# [TEXT PASSAGE]
Processes were in place to calculate staffing needs however, the calculated number of staff of impacted negatively on people’s quality of care. Gaps in staffing were filled using agency staff, but the high usage of agency staff also impacted on quality of care, agency staff did not always have a detailed induction to the home and people’s needs. Staff had raised concerns about staffing in supervisions and a staff survey however no action had been taken. We raised concerns about staffing with the provider, following the inspection the management team increased the staffing levels on day shifts and formalised a procedure to support the Wansbeck unit. Staff were recruited in line with best practice guidance. Appropriate documentation regarding sponsorship for overseas staff was in place.
Infection prevention and control
People felt safe from the risk of infection. One person said, “Yes, the place is clean, they are here every day, especially [housekeeper].”
Staff took appropriate action to reduce the risk of infection. PPE was used when required. Staff were trained in infection control practises.
People were isolated and supported appropriately if they had an infectious disease in line with current best practice guidance. The laundry was exceptionally clean.
Processes were in place to keep people safe from infection. Infection control and monitoring audits were carried out by the management team and any identified issues acted on.

# [RECORDS SUPPLIED]
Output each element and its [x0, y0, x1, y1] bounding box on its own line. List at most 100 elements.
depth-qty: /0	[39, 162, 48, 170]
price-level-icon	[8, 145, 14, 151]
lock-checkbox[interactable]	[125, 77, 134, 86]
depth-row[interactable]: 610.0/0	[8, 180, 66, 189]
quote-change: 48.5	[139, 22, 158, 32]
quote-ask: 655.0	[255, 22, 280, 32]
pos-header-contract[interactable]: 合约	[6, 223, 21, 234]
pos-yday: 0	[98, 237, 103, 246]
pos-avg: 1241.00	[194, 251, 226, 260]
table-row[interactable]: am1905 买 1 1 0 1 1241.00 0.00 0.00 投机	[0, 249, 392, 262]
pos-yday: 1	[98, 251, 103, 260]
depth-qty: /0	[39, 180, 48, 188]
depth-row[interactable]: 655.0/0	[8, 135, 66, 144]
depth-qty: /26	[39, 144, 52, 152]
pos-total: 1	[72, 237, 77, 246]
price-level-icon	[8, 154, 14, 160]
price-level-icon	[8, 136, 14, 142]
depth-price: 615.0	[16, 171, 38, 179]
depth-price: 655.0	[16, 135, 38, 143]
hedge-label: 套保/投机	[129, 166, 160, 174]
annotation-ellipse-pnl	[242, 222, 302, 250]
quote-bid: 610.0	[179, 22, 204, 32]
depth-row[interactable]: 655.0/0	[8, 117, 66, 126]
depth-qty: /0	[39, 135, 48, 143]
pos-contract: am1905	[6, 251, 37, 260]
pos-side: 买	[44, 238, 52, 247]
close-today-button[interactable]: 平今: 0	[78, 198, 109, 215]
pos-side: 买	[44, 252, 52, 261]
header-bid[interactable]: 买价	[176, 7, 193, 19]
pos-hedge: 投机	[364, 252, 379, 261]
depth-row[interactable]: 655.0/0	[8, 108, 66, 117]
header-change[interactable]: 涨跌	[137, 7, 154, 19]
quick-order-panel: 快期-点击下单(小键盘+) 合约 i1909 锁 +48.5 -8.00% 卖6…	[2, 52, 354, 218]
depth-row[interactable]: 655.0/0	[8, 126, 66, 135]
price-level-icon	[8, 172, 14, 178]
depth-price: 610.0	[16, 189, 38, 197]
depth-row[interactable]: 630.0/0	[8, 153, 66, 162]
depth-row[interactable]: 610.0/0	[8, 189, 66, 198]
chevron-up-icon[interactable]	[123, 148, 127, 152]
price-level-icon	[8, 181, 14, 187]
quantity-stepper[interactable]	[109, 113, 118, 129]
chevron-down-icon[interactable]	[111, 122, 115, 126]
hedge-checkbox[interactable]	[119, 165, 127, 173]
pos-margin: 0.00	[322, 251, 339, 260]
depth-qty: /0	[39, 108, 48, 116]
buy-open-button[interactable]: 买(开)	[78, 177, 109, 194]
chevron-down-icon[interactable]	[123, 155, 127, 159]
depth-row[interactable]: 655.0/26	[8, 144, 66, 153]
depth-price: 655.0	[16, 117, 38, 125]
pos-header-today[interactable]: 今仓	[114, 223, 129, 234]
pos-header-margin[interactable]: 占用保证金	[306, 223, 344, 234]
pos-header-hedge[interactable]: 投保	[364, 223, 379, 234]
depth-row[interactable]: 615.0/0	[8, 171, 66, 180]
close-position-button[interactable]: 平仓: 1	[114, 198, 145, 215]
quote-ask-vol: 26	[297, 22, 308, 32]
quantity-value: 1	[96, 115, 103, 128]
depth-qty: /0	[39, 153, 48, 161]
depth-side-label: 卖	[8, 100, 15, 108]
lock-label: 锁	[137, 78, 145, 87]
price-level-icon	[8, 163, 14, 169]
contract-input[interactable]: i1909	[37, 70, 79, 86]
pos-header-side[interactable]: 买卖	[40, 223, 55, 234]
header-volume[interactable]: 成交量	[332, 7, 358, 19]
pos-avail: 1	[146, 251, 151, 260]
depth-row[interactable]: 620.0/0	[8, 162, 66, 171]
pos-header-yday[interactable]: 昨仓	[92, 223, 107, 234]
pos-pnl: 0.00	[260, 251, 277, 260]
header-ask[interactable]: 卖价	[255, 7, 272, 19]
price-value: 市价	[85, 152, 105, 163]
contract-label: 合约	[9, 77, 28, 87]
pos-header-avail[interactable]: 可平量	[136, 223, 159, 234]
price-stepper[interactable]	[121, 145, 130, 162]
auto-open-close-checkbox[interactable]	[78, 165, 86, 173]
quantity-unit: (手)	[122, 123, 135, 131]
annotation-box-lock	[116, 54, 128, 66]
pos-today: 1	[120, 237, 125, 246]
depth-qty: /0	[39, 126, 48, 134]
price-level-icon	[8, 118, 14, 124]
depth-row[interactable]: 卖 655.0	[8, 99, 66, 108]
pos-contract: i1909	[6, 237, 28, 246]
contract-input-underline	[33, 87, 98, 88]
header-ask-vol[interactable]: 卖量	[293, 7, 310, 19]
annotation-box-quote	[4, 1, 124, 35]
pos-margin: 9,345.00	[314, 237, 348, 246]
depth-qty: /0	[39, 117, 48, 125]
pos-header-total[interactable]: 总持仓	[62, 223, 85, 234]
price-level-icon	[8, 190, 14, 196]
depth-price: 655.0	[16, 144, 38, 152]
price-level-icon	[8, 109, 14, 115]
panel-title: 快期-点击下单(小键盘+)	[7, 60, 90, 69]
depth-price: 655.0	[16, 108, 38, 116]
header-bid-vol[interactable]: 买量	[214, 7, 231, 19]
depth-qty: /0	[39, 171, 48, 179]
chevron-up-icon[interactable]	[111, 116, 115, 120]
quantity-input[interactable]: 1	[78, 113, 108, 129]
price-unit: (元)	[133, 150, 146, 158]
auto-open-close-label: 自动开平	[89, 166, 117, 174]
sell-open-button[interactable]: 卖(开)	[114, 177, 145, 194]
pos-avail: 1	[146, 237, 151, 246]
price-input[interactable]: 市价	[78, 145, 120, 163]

# [REQUIRED ACTION]
Can you retype the care inspection passage word for word, from "Infection prevention and" up to and including "was exceptionally clean."? The data is irrelevant and can be ignored.

# [YOUR RESPONSE]
Infection prevention and control
People felt safe from the risk of infection. One person said, “Yes, the place is clean, they are here every day, especially [housekeeper].”
Staff took appropriate action to reduce the risk of infection. PPE was used when required. Staff were trained in infection control practises.
People were isolated and supported appropriately if they had an infectious disease in line with current best practice guidance. The laundry was exceptionally clean.